(Set task) How many lines in the listing below include the word "name"? Answer with the number and nothing else.

(Information supplied)

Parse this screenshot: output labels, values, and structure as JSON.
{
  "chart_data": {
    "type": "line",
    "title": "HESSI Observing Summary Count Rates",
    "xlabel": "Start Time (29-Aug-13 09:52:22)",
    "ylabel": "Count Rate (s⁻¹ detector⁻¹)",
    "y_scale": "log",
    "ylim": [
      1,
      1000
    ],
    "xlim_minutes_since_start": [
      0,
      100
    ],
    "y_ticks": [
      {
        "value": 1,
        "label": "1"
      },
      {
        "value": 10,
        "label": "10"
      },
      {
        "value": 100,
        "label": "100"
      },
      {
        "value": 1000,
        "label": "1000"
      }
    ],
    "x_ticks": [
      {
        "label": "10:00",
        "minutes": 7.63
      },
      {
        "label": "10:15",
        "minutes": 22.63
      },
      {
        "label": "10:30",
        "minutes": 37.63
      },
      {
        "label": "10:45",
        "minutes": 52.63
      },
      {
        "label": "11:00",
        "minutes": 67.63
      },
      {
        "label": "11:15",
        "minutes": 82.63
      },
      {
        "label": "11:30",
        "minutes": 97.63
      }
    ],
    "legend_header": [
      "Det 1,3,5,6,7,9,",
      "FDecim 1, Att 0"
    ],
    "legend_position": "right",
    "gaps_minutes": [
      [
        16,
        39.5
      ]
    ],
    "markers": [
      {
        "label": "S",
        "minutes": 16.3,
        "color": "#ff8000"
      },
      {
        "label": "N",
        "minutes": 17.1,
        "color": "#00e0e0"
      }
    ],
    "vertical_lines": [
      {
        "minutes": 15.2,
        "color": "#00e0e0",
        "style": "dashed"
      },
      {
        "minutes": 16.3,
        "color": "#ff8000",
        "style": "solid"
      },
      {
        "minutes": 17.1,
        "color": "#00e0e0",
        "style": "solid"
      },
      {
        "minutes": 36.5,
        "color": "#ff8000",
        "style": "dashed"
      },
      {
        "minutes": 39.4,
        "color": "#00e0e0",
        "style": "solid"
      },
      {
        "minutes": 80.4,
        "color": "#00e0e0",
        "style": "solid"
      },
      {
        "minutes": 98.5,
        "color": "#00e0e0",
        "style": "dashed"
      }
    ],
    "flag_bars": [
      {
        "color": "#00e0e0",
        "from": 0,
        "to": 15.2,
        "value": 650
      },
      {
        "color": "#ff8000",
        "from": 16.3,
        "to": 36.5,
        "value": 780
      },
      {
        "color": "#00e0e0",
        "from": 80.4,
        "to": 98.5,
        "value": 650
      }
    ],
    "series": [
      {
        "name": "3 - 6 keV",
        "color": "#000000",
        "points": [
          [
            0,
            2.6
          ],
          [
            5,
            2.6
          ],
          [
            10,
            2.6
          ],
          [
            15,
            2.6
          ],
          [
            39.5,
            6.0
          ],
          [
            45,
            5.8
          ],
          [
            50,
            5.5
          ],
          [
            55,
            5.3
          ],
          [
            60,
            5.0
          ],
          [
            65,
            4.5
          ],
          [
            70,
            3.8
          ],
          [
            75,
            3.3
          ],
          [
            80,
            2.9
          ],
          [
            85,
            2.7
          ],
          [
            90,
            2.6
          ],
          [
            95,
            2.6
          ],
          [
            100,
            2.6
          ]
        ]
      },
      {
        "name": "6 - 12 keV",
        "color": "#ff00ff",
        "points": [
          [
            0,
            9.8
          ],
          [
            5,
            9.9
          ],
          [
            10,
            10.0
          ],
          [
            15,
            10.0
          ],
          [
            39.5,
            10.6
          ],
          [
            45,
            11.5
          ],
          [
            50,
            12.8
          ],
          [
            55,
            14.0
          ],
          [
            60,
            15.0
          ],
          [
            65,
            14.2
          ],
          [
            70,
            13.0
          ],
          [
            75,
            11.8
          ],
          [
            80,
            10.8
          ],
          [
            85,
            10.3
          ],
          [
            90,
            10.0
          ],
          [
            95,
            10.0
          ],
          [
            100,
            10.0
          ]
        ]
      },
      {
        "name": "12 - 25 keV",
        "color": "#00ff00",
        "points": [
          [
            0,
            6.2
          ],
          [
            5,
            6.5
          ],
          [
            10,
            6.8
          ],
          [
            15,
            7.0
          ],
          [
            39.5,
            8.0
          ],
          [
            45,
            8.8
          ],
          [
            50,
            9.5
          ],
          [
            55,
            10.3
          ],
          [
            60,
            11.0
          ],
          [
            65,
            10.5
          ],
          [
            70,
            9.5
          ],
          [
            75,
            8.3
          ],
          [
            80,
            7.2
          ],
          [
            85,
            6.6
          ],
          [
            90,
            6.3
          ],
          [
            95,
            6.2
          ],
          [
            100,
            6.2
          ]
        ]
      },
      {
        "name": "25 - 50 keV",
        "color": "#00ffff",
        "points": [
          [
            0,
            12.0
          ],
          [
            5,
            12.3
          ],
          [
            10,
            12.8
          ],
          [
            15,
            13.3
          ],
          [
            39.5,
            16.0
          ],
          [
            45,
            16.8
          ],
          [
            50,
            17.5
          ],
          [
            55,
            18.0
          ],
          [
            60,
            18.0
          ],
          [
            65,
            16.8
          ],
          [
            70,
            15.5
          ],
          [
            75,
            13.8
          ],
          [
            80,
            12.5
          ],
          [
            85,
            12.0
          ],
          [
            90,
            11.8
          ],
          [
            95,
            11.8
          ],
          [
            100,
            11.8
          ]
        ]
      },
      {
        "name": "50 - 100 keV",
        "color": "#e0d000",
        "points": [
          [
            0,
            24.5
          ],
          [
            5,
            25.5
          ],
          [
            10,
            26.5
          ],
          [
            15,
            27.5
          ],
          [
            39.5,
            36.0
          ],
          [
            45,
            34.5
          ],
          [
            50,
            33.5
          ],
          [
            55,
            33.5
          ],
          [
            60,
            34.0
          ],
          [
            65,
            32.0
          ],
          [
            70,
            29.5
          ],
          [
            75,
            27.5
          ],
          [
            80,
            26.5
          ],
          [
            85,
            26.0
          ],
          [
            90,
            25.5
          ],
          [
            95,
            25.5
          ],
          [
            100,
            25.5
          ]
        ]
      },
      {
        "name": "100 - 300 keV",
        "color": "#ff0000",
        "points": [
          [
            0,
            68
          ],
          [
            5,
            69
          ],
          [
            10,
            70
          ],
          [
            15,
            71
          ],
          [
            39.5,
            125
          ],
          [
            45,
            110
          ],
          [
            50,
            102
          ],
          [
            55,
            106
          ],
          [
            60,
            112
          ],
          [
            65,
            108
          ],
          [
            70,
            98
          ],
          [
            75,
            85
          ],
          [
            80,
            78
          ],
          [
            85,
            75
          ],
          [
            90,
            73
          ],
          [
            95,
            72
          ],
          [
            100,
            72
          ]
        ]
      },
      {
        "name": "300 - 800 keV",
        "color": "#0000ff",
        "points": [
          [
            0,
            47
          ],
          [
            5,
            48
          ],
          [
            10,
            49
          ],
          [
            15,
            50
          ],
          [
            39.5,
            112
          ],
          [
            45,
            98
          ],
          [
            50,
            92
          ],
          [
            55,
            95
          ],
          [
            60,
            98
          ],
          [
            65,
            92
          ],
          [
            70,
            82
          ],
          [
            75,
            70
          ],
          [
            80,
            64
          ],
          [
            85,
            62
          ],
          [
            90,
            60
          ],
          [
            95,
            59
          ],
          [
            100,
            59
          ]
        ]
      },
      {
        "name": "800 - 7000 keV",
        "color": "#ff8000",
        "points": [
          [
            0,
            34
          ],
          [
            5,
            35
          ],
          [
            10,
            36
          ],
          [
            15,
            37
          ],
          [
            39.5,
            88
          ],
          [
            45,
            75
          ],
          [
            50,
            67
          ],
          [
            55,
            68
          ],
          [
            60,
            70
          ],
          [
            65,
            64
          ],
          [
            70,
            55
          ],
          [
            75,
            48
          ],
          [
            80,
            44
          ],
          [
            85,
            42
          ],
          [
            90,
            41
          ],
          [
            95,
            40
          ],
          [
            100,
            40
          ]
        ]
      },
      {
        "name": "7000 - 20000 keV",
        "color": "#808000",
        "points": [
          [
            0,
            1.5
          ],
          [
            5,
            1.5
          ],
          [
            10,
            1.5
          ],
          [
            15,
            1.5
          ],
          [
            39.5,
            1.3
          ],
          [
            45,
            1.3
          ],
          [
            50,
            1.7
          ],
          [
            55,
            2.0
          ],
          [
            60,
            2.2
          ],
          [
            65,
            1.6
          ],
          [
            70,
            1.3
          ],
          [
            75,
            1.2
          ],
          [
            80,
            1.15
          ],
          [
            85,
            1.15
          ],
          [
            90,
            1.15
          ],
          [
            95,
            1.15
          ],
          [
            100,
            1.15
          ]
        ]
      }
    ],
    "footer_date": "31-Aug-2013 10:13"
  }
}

(Written solution) 9